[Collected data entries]
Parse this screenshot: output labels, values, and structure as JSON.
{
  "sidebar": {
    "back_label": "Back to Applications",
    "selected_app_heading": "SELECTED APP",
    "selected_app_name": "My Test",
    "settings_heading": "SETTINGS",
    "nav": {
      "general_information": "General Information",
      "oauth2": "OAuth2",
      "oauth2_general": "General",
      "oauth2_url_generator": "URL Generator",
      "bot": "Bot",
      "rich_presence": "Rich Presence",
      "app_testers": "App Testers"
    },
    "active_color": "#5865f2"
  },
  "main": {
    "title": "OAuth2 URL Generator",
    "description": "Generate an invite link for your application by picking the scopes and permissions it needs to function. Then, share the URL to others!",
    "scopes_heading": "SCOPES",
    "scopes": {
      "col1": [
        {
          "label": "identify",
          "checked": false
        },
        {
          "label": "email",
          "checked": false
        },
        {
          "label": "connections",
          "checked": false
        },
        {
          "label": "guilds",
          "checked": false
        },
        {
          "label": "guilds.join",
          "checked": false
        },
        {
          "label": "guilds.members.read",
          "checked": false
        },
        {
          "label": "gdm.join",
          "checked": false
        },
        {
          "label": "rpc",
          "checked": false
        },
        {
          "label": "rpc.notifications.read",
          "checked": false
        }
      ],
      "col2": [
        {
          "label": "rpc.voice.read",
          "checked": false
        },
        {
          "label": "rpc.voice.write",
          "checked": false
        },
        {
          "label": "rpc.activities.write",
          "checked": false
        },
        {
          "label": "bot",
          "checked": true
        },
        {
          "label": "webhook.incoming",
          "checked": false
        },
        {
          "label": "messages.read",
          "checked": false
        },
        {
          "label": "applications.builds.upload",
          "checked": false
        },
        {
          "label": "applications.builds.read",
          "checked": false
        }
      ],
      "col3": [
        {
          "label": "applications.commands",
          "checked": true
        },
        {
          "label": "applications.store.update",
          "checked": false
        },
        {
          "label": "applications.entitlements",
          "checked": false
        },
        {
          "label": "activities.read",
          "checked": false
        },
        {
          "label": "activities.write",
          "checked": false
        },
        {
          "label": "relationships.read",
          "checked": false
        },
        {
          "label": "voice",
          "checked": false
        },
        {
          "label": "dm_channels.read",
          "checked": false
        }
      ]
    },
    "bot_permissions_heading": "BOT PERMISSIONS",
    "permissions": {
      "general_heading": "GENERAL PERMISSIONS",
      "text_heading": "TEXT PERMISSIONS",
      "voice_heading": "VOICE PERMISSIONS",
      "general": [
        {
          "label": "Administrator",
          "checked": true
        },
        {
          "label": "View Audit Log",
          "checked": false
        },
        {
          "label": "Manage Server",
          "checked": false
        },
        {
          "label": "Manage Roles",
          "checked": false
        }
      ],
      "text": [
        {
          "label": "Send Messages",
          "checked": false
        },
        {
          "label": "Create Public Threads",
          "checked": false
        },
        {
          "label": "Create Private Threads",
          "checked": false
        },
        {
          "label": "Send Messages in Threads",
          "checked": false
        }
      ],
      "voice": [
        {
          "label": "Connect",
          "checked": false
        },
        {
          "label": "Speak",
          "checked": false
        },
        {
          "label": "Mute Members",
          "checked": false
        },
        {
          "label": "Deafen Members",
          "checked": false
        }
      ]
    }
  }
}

AIM OF THE TASK: State how many lines of the listing include the word "builds". Reply with the number alone.

RESULT OF THE TASK: 2